AIM OF THE EXERCISE:
The data must be written out once more, precisely as given.

DATA RECORDS:
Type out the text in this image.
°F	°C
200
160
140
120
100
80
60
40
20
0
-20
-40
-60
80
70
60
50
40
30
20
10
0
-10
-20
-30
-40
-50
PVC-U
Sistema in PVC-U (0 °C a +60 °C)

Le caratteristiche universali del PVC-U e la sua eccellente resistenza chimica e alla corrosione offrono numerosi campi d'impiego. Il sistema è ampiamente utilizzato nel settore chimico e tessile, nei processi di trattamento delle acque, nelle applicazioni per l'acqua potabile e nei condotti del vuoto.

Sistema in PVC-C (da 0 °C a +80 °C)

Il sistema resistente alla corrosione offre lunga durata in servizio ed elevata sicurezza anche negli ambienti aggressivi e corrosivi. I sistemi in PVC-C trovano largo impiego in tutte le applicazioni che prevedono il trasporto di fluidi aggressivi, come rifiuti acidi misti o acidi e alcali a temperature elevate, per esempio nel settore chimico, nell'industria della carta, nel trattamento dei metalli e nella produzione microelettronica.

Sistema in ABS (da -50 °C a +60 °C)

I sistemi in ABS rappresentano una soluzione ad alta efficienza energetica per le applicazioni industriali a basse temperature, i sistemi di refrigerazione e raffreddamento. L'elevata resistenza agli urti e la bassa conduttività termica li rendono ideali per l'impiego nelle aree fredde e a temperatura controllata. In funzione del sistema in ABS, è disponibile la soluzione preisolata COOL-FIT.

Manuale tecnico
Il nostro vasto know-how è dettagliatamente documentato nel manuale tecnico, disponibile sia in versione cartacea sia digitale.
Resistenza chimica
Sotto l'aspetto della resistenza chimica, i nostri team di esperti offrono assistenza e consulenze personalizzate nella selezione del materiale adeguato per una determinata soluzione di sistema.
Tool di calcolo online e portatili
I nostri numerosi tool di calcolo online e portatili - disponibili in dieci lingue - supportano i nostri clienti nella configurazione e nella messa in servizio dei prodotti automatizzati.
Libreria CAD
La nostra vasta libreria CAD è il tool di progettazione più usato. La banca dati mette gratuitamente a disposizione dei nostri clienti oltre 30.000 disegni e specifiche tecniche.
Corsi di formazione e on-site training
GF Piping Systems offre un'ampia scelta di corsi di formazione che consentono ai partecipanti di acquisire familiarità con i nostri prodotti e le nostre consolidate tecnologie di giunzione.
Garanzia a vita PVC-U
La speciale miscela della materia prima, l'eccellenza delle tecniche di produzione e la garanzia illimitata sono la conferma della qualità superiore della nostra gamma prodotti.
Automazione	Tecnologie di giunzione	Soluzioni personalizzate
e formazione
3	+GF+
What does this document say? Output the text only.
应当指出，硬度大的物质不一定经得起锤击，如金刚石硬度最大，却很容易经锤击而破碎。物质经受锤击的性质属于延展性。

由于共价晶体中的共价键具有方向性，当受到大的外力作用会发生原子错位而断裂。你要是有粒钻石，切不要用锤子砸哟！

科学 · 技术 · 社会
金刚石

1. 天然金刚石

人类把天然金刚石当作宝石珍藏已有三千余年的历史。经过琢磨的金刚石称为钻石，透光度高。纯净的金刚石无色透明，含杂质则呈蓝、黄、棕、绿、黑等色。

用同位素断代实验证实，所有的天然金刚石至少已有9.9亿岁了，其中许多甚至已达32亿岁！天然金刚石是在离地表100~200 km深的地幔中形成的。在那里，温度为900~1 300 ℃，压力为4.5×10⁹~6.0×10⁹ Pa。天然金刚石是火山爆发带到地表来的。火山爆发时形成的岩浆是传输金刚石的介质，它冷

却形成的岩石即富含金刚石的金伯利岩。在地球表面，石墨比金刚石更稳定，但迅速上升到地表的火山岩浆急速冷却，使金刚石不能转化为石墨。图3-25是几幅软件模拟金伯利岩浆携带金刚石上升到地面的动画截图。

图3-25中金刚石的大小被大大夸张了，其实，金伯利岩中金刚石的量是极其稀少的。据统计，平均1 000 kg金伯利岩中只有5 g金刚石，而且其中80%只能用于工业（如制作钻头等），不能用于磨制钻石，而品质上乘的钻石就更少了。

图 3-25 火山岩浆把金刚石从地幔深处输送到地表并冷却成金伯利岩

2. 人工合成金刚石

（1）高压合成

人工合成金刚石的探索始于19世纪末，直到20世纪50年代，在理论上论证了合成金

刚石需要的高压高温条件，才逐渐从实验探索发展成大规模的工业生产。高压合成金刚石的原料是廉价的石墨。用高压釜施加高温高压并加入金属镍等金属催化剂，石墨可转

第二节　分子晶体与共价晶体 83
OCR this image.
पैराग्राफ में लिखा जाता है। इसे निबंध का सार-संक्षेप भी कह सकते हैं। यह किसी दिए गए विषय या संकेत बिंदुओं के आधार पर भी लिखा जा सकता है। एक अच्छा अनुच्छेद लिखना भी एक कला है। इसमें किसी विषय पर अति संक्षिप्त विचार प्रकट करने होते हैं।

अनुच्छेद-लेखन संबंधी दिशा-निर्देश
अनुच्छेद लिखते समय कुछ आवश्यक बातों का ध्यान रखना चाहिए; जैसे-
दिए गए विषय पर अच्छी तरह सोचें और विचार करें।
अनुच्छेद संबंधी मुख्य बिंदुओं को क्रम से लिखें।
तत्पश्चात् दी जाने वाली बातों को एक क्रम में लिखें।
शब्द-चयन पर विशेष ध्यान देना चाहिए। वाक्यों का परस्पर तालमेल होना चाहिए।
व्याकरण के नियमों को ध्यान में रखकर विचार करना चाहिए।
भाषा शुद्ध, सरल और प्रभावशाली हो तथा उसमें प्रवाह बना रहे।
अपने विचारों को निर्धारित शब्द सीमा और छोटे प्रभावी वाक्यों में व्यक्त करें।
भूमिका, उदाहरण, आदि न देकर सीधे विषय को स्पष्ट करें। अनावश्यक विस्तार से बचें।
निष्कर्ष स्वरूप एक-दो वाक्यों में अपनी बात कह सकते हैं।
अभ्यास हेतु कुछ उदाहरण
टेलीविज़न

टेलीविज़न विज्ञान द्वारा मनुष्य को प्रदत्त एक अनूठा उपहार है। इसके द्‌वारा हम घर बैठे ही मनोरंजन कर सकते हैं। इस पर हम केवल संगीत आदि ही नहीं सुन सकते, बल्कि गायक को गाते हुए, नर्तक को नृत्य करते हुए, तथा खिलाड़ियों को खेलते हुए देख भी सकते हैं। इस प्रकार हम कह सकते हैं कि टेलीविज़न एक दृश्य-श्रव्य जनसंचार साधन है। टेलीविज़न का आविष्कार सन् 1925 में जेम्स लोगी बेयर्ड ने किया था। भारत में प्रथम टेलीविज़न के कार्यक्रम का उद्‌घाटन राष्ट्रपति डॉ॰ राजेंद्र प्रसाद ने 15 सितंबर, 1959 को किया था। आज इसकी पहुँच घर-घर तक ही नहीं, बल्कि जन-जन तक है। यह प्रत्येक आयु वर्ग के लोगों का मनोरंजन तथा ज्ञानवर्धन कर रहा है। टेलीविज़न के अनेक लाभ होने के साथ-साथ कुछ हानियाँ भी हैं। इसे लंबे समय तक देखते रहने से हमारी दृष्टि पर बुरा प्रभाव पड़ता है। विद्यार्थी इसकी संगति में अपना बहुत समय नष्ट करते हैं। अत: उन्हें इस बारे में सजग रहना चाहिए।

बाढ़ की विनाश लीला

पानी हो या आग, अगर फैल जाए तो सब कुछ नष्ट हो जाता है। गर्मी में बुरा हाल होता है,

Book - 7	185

CORRECT OUTPUT:
Type out the text in this image.
°F	°C
200
160
140
120
100
80
60
40
20
0
-20
-40
-60
80
70
60
50
40
30
20
10
0
-10
-20
-30
-40
-50
PVC-U
Sistema in PVC-U (0 °C a +60 °C)

Le caratteristiche universali del PVC-U e la sua eccellente resistenza chimica e alla corrosione offrono numerosi campi d'impiego. Il sistema è ampiamente utilizzato nel settore chimico e tessile, nei processi di trattamento delle acque, nelle applicazioni per l'acqua potabile e nei condotti del vuoto.

Sistema in PVC-C (da 0 °C a +80 °C)

Il sistema resistente alla corrosione offre lunga durata in servizio ed elevata sicurezza anche negli ambienti aggressivi e corrosivi. I sistemi in PVC-C trovano largo impiego in tutte le applicazioni che prevedono il trasporto di fluidi aggressivi, come rifiuti acidi misti o acidi e alcali a temperature elevate, per esempio nel settore chimico, nell'industria della carta, nel trattamento dei metalli e nella produzione microelettronica.

Sistema in ABS (da -50 °C a +60 °C)

I sistemi in ABS rappresentano una soluzione ad alta efficienza energetica per le applicazioni industriali a basse temperature, i sistemi di refrigerazione e raffreddamento. L'elevata resistenza agli urti e la bassa conduttività termica li rendono ideali per l'impiego nelle aree fredde e a temperatura controllata. In funzione del sistema in ABS, è disponibile la soluzione preisolata COOL-FIT.

Manuale tecnico
Il nostro vasto know-how è dettagliatamente documentato nel manuale tecnico, disponibile sia in versione cartacea sia digitale.
Resistenza chimica
Sotto l'aspetto della resistenza chimica, i nostri team di esperti offrono assistenza e consulenze personalizzate nella selezione del materiale adeguato per una determinata soluzione di sistema.
Tool di calcolo online e portatili
I nostri numerosi tool di calcolo online e portatili - disponibili in dieci lingue - supportano i nostri clienti nella configurazione e nella messa in servizio dei prodotti automatizzati.
Libreria CAD
La nostra vasta libreria CAD è il tool di progettazione più usato. La banca dati mette gratuitamente a disposizione dei nostri clienti oltre 30.000 disegni e specifiche tecniche.
Corsi di formazione e on-site training
GF Piping Systems offre un'ampia scelta di corsi di formazione che consentono ai partecipanti di acquisire familiarità con i nostri prodotti e le nostre consolidate tecnologie di giunzione.
Garanzia a vita PVC-U
La speciale miscela della materia prima, l'eccellenza delle tecniche di produzione e la garanzia illimitata sono la conferma della qualità superiore della nostra gamma prodotti.
Automazione	Tecnologie di giunzione	Soluzioni personalizzate
e formazione
3	+GF+
What does this document say? Output the text only.
应当指出，硬度大的物质不一定经得起锤击，如金刚石硬度最大，却很容易经锤击而破碎。物质经受锤击的性质属于延展性。

由于共价晶体中的共价键具有方向性，当受到大的外力作用会发生原子错位而断裂。你要是有粒钻石，切不要用锤子砸哟！

科学 · 技术 · 社会
金刚石

1. 天然金刚石

人类把天然金刚石当作宝石珍藏已有三千余年的历史。经过琢磨的金刚石称为钻石，透光度高。纯净的金刚石无色透明，含杂质则呈蓝、黄、棕、绿、黑等色。

用同位素断代实验证实，所有的天然金刚石至少已有9.9亿岁了，其中许多甚至已达32亿岁！天然金刚石是在离地表100~200 km深的地幔中形成的。在那里，温度为900~1 300 ℃，压力为4.5×10⁹~6.0×10⁹ Pa。天然金刚石是火山爆发带到地表来的。火山爆发时形成的岩浆是传输金刚石的介质，它冷

却形成的岩石即富含金刚石的金伯利岩。在地球表面，石墨比金刚石更稳定，但迅速上升到地表的火山岩浆急速冷却，使金刚石不能转化为石墨。图3-25是几幅软件模拟金伯利岩浆携带金刚石上升到地面的动画截图。

图3-25中金刚石的大小被大大夸张了，其实，金伯利岩中金刚石的量是极其稀少的。据统计，平均1 000 kg金伯利岩中只有5 g金刚石，而且其中80%只能用于工业（如制作钻头等），不能用于磨制钻石，而品质上乘的钻石就更少了。

图 3-25 火山岩浆把金刚石从地幔深处输送到地表并冷却成金伯利岩

2. 人工合成金刚石

（1）高压合成

人工合成金刚石的探索始于19世纪末，直到20世纪50年代，在理论上论证了合成金

刚石需要的高压高温条件，才逐渐从实验探索发展成大规模的工业生产。高压合成金刚石的原料是廉价的石墨。用高压釜施加高温高压并加入金属镍等金属催化剂，石墨可转

第二节　分子晶体与共价晶体 83
OCR this image.
पैराग्राफ में लिखा जाता है। इसे निबंध का सार-संक्षेप भी कह सकते हैं। यह किसी दिए गए विषय या संकेत बिंदुओं के आधार पर भी लिखा जा सकता है। एक अच्छा अनुच्छेद लिखना भी एक कला है। इसमें किसी विषय पर अति संक्षिप्त विचार प्रकट करने होते हैं।

अनुच्छेद-लेखन संबंधी दिशा-निर्देश
अनुच्छेद लिखते समय कुछ आवश्यक बातों का ध्यान रखना चाहिए; जैसे-
दिए गए विषय पर अच्छी तरह सोचें और विचार करें।
अनुच्छेद संबंधी मुख्य बिंदुओं को क्रम से लिखें।
तत्पश्चात् दी जाने वाली बातों को एक क्रम में लिखें।
शब्द-चयन पर विशेष ध्यान देना चाहिए। वाक्यों का परस्पर तालमेल होना चाहिए।
व्याकरण के नियमों को ध्यान में रखकर विचार करना चाहिए।
भाषा शुद्ध, सरल और प्रभावशाली हो तथा उसमें प्रवाह बना रहे।
अपने विचारों को निर्धारित शब्द सीमा और छोटे प्रभावी वाक्यों में व्यक्त करें।
भूमिका, उदाहरण, आदि न देकर सीधे विषय को स्पष्ट करें। अनावश्यक विस्तार से बचें।
निष्कर्ष स्वरूप एक-दो वाक्यों में अपनी बात कह सकते हैं।
अभ्यास हेतु कुछ उदाहरण
टेलीविज़न

टेलीविज़न विज्ञान द्वारा मनुष्य को प्रदत्त एक अनूठा उपहार है। इसके द्‌वारा हम घर बैठे ही मनोरंजन कर सकते हैं। इस पर हम केवल संगीत आदि ही नहीं सुन सकते, बल्कि गायक को गाते हुए, नर्तक को नृत्य करते हुए, तथा खिलाड़ियों को खेलते हुए देख भी सकते हैं। इस प्रकार हम कह सकते हैं कि टेलीविज़न एक दृश्य-श्रव्य जनसंचार साधन है। टेलीविज़न का आविष्कार सन् 1925 में जेम्स लोगी बेयर्ड ने किया था। भारत में प्रथम टेलीविज़न के कार्यक्रम का उद्‌घाटन राष्ट्रपति डॉ॰ राजेंद्र प्रसाद ने 15 सितंबर, 1959 को किया था। आज इसकी पहुँच घर-घर तक ही नहीं, बल्कि जन-जन तक है। यह प्रत्येक आयु वर्ग के लोगों का मनोरंजन तथा ज्ञानवर्धन कर रहा है। टेलीविज़न के अनेक लाभ होने के साथ-साथ कुछ हानियाँ भी हैं। इसे लंबे समय तक देखते रहने से हमारी दृष्टि पर बुरा प्रभाव पड़ता है। विद्यार्थी इसकी संगति में अपना बहुत समय नष्ट करते हैं। अत: उन्हें इस बारे में सजग रहना चाहिए।

बाढ़ की विनाश लीला

पानी हो या आग, अगर फैल जाए तो सब कुछ नष्ट हो जाता है। गर्मी में बुरा हाल होता है,

Book - 7	185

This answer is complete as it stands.